▶ [Exercise description]
Return each entry exactly, with none missing.

[Items from a dataset]

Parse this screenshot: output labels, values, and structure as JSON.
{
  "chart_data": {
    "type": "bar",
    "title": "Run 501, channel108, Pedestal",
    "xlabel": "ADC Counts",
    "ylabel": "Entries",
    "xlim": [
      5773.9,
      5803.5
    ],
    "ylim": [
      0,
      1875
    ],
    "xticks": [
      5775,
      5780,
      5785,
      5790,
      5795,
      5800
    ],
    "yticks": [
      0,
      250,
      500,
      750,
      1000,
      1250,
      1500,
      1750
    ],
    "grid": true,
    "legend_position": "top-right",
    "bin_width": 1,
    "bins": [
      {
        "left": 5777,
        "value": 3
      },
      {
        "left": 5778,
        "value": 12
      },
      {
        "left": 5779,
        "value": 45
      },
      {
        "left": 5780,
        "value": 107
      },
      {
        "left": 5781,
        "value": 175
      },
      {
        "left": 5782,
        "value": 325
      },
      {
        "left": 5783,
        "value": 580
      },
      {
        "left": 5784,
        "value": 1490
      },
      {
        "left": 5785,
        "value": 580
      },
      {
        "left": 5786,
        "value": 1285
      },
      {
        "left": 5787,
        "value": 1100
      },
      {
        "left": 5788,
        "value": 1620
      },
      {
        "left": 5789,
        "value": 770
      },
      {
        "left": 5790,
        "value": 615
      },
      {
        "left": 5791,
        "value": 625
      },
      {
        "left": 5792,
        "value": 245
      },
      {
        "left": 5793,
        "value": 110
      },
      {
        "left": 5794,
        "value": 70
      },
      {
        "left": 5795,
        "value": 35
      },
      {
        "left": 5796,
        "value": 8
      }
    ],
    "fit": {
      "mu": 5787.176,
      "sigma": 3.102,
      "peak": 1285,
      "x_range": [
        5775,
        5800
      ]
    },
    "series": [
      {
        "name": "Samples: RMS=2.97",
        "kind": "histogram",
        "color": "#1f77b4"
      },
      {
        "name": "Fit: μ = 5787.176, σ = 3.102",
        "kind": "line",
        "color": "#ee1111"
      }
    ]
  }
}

▶ [Task solution]
Parse this screenshot: output labels, values, and structure as JSON.
{
  "chart_data": {
    "type": "bar",
    "title": "Run 501, channel108, Pedestal",
    "xlabel": "ADC Counts",
    "ylabel": "Entries",
    "xlim": [
      5773.9,
      5803.5
    ],
    "ylim": [
      0,
      1875
    ],
    "xticks": [
      5775,
      5780,
      5785,
      5790,
      5795,
      5800
    ],
    "yticks": [
      0,
      250,
      500,
      750,
      1000,
      1250,
      1500,
      1750
    ],
    "grid": true,
    "legend_position": "top-right",
    "bin_width": 1,
    "bins": [
      {
        "left": 5777,
        "value": 3
      },
      {
        "left": 5778,
        "value": 12
      },
      {
        "left": 5779,
        "value": 45
      },
      {
        "left": 5780,
        "value": 107
      },
      {
        "left": 5781,
        "value": 175
      },
      {
        "left": 5782,
        "value": 325
      },
      {
        "left": 5783,
        "value": 580
      },
      {
        "left": 5784,
        "value": 1490
      },
      {
        "left": 5785,
        "value": 580
      },
      {
        "left": 5786,
        "value": 1285
      },
      {
        "left": 5787,
        "value": 1100
      },
      {
        "left": 5788,
        "value": 1620
      },
      {
        "left": 5789,
        "value": 770
      },
      {
        "left": 5790,
        "value": 615
      },
      {
        "left": 5791,
        "value": 625
      },
      {
        "left": 5792,
        "value": 245
      },
      {
        "left": 5793,
        "value": 110
      },
      {
        "left": 5794,
        "value": 70
      },
      {
        "left": 5795,
        "value": 35
      },
      {
        "left": 5796,
        "value": 8
      }
    ],
    "fit": {
      "mu": 5787.176,
      "sigma": 3.102,
      "peak": 1285,
      "x_range": [
        5775,
        5800
      ]
    },
    "series": [
      {
        "name": "Samples: RMS=2.97",
        "kind": "histogram",
        "color": "#1f77b4"
      },
      {
        "name": "Fit: μ = 5787.176, σ = 3.102",
        "kind": "line",
        "color": "#ee1111"
      }
    ]
  }
}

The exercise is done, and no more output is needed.